## The exercise:
Extract each line of the material that follows exactly and omit its pictures.

## Data for this exercise:
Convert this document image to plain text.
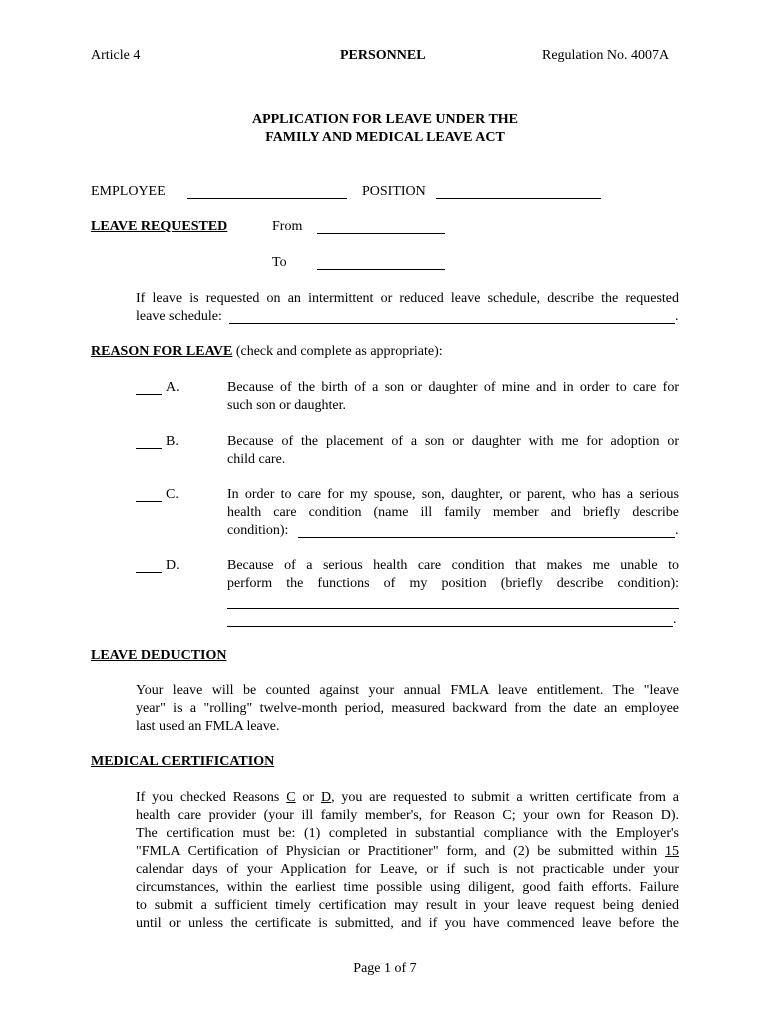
Article 4	PERSONNEL	Regulation No. 4007A
APPLICATION FOR LEAVE UNDER THE
FAMILY AND MEDICAL LEAVE ACT
EMPLOYEE	POSITION
LEAVE REQUESTED	From
To
If leave is requested on an intermittent or reduced leave schedule, describe the requested
leave schedule:	.
REASON FOR LEAVE (check and complete as appropriate):
A.	Because of the birth of a son or daughter of mine and in order to care for
such son or daughter.
B.	Because of the placement of a son or daughter with me for adoption or
child care.
C.	In order to care for my spouse, son, daughter, or parent, who has a serious
health care condition (name ill family member and briefly describe
condition):	.
D.	Because of a serious health care condition that makes me unable to
perform the functions of my position (briefly describe condition):
.
LEAVE DEDUCTION
Your leave will be counted against your annual FMLA leave entitlement. The "leave
year" is a "rolling" twelve-month period, measured backward from the date an employee
last used an FMLA leave.
MEDICAL CERTIFICATION
If you checked Reasons C or D, you are requested to submit a written certificate from a
health care provider (your ill family member's, for Reason C; your own for Reason D).
The certification must be: (1) completed in substantial compliance with the Employer's
"FMLA Certification of Physician or Practitioner" form, and (2) be submitted within 15
calendar days of your Application for Leave, or if such is not practicable under your
circumstances, within the earliest time possible using diligent, good faith efforts. Failure
to submit a sufficient timely certification may result in your leave request being denied
until or unless the certificate is submitted, and if you have commenced leave before the
Page 1 of 7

## Final result:
Convert this document image to plain text.
Article 4	PERSONNEL	Regulation No. 4007A
APPLICATION FOR LEAVE UNDER THE
FAMILY AND MEDICAL LEAVE ACT
EMPLOYEE	POSITION
LEAVE REQUESTED	From
To
If leave is requested on an intermittent or reduced leave schedule, describe the requested
leave schedule:	.
REASON FOR LEAVE (check and complete as appropriate):
A.	Because of the birth of a son or daughter of mine and in order to care for
such son or daughter.
B.	Because of the placement of a son or daughter with me for adoption or
child care.
C.	In order to care for my spouse, son, daughter, or parent, who has a serious
health care condition (name ill family member and briefly describe
condition):	.
D.	Because of a serious health care condition that makes me unable to
perform the functions of my position (briefly describe condition):
.
LEAVE DEDUCTION
Your leave will be counted against your annual FMLA leave entitlement. The "leave
year" is a "rolling" twelve-month period, measured backward from the date an employee
last used an FMLA leave.
MEDICAL CERTIFICATION
If you checked Reasons C or D, you are requested to submit a written certificate from a
health care provider (your ill family member's, for Reason C; your own for Reason D).
The certification must be: (1) completed in substantial compliance with the Employer's
"FMLA Certification of Physician or Practitioner" form, and (2) be submitted within 15
calendar days of your Application for Leave, or if such is not practicable under your
circumstances, within the earliest time possible using diligent, good faith efforts. Failure
to submit a sufficient timely certification may result in your leave request being denied
until or unless the certificate is submitted, and if you have commenced leave before the
Page 1 of 7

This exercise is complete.